### Data extract

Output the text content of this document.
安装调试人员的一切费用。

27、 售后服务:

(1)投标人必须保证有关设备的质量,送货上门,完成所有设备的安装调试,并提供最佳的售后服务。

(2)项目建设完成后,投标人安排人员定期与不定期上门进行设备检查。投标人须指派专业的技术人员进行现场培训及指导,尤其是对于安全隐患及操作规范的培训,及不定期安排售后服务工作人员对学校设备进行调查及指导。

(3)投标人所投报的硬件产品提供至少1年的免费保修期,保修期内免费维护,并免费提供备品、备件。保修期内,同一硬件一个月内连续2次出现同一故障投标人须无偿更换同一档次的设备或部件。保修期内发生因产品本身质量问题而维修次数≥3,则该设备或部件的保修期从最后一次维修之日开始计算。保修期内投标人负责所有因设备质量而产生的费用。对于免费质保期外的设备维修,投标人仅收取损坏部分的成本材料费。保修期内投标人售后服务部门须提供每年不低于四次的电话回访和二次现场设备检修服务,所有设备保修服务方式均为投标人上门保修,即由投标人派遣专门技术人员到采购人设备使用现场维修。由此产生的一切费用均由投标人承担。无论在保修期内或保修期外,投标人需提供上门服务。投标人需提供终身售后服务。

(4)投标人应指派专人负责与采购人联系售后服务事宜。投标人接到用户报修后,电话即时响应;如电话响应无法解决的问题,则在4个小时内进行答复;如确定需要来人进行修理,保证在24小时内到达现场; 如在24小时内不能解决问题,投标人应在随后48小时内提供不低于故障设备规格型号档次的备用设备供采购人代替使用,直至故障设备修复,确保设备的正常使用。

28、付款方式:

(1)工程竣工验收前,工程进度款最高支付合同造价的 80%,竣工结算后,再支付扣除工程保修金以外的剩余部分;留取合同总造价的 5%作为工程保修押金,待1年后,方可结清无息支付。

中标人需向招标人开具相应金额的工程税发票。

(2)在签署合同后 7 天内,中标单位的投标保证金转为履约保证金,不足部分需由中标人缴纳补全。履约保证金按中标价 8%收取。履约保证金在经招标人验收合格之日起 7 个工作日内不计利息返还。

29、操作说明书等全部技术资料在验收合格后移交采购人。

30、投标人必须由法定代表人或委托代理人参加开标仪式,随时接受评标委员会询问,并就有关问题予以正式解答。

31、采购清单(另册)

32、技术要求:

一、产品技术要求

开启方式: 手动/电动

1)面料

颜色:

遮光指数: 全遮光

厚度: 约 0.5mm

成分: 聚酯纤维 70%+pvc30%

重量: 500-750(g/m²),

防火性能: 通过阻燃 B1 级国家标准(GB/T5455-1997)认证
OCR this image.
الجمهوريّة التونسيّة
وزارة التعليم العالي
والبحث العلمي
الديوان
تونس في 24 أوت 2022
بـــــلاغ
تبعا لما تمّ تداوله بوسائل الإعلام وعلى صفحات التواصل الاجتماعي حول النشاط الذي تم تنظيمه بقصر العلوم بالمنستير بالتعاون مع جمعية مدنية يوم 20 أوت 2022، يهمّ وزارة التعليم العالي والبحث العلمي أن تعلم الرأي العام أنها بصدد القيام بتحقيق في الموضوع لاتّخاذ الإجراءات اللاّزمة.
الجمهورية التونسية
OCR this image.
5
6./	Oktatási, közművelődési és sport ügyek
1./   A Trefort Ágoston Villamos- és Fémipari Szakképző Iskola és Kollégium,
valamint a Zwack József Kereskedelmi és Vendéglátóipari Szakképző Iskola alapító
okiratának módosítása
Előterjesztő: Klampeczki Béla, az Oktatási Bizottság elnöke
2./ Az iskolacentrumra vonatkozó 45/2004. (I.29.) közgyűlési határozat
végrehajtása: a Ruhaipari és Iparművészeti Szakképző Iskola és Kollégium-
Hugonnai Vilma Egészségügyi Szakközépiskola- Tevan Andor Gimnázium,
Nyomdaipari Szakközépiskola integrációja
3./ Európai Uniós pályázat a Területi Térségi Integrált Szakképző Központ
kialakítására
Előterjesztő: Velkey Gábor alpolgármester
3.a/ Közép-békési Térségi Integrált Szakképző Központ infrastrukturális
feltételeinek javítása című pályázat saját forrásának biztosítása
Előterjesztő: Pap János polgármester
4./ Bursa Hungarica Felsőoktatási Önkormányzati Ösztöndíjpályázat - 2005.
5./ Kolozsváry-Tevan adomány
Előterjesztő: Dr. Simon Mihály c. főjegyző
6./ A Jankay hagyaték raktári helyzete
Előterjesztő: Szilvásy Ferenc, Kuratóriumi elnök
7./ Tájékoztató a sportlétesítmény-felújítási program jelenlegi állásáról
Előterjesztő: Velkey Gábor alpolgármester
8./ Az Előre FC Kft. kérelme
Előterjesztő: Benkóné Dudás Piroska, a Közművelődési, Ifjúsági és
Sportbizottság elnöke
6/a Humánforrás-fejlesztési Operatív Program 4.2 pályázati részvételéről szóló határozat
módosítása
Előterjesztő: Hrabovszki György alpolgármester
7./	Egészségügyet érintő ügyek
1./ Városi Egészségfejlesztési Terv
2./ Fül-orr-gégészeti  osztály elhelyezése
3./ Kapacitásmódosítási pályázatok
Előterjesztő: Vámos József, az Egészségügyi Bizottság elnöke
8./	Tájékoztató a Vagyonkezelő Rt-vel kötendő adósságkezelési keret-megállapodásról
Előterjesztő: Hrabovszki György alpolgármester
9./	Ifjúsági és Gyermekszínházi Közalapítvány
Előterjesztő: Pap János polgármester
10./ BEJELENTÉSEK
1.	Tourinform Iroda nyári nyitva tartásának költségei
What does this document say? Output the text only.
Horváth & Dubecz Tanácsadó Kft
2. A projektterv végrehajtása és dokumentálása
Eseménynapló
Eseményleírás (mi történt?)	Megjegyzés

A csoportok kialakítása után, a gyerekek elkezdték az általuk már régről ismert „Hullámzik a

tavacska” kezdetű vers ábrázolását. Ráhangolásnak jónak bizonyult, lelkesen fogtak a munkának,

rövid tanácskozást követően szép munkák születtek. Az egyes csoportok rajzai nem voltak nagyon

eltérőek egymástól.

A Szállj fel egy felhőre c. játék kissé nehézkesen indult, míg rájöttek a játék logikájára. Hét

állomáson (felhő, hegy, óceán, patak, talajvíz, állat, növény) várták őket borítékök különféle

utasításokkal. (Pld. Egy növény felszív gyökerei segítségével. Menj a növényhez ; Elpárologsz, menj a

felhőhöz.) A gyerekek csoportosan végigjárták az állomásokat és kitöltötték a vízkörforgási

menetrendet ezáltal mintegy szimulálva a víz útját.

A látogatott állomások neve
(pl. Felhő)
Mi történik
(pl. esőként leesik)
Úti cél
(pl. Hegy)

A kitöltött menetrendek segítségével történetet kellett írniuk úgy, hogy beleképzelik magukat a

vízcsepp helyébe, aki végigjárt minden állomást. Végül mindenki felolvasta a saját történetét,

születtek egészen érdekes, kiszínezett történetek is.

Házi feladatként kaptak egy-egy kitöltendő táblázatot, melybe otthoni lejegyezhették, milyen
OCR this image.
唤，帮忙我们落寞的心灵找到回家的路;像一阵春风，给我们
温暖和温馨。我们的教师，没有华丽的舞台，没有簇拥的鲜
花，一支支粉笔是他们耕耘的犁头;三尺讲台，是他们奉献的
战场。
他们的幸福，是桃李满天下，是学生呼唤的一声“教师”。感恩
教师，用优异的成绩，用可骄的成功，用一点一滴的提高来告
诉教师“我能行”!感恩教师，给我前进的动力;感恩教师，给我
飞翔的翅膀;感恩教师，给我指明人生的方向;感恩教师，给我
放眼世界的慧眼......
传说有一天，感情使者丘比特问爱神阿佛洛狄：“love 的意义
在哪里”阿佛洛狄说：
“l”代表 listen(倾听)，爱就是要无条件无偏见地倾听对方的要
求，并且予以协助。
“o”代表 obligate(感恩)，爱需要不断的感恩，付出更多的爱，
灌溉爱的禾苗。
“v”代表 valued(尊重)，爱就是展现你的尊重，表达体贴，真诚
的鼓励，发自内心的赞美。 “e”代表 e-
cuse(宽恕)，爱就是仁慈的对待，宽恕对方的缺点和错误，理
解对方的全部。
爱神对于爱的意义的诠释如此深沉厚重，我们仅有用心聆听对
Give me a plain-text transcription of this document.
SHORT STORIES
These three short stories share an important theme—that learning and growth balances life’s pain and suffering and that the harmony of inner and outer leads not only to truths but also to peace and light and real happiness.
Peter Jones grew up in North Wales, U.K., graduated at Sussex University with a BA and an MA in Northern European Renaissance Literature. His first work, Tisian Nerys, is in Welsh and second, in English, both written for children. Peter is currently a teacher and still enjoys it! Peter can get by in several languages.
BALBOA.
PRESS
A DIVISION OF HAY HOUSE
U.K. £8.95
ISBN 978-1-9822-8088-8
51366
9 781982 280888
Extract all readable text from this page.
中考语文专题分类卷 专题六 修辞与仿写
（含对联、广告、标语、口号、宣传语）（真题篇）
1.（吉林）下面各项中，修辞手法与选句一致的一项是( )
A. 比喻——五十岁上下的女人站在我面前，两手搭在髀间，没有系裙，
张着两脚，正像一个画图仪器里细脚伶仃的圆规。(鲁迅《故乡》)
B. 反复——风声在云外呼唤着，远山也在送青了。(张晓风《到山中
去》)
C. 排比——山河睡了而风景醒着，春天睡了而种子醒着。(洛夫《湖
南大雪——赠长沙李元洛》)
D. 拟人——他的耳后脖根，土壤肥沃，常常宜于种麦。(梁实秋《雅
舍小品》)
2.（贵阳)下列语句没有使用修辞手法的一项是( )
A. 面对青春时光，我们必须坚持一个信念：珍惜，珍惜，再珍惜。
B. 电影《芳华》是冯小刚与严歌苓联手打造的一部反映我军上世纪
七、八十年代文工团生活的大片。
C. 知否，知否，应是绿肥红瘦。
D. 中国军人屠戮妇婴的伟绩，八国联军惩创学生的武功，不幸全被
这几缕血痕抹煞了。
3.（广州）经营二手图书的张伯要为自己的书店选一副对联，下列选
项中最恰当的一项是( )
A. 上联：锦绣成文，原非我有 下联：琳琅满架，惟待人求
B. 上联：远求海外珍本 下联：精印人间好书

######

Short exercise
List the lines that contain the word "Output".

Answer to this task
Output the text content of this document.
What does this document say? Output the text only.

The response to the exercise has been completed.